→ **Records about charts and figures**

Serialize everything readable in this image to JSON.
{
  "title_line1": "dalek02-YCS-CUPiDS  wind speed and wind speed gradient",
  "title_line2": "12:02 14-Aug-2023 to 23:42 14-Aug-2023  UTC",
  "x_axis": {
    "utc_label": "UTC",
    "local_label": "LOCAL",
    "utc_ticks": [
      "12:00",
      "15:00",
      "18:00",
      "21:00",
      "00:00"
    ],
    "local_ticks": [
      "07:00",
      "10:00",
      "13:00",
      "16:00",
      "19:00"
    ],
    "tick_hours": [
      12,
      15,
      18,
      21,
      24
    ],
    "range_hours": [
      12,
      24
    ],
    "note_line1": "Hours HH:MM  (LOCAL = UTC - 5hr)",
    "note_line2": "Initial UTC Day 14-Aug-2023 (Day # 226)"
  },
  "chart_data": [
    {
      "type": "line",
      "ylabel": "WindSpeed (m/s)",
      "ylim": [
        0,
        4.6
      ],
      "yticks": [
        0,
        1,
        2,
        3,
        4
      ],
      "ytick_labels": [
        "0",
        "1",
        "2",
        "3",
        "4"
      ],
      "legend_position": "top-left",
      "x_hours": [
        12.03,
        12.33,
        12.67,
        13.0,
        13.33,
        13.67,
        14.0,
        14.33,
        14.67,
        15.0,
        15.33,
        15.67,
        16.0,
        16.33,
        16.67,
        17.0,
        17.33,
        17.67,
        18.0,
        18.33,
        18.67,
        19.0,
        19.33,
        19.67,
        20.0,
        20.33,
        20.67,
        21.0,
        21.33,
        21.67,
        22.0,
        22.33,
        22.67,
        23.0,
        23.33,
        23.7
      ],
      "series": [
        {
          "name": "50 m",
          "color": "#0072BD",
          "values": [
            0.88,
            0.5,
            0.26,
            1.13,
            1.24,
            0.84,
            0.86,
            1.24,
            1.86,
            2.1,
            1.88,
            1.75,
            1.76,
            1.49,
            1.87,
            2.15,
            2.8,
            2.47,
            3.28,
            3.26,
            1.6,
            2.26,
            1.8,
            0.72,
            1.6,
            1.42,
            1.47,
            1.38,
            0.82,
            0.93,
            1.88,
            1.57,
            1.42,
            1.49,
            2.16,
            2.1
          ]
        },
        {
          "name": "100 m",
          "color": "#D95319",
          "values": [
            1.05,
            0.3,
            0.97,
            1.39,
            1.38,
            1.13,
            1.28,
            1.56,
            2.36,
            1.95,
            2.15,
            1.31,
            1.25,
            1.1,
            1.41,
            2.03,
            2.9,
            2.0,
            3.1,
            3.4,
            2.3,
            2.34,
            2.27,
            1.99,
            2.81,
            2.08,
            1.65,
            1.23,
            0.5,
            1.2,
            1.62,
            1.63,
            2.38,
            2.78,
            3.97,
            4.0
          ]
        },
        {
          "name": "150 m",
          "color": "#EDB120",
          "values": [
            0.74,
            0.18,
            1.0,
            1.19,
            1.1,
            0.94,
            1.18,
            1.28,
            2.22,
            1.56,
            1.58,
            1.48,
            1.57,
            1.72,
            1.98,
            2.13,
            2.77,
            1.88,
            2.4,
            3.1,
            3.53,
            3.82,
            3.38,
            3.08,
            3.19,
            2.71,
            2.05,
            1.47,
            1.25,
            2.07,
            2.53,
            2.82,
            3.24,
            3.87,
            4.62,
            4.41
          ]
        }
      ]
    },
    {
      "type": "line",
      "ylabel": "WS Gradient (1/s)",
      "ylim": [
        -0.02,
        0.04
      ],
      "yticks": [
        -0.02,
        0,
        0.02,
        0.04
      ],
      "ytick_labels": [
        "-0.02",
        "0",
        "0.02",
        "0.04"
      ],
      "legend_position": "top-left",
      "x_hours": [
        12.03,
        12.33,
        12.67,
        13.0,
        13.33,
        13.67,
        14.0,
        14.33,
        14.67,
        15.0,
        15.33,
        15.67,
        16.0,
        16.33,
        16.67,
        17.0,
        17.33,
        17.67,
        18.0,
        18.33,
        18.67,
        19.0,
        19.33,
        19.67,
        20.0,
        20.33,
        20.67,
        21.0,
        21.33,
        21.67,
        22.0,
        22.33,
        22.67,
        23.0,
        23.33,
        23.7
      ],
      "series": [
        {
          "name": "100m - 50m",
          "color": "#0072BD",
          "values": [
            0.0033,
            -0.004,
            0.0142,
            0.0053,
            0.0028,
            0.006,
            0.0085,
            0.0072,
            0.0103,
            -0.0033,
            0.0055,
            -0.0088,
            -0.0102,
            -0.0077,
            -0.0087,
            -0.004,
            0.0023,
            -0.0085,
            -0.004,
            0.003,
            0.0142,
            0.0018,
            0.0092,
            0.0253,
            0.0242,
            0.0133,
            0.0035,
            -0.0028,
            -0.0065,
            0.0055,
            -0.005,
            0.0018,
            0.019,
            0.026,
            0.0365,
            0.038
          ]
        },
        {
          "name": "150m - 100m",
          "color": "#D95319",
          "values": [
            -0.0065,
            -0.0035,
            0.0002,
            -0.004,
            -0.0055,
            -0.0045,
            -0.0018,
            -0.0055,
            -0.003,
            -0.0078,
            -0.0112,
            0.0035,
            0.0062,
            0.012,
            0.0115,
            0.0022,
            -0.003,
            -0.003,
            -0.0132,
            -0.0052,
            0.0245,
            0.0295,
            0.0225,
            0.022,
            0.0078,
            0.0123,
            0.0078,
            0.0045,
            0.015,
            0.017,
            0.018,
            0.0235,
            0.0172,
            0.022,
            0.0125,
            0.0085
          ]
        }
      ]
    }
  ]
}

→ **SHORT EXERCISE**
Copy each line of the entries that includes the word "ylabel".

→ **FINISHED TASK**
      "ylabel": "WindSpeed (m/s)",
      "ylabel": "WS Gradient (1/s)",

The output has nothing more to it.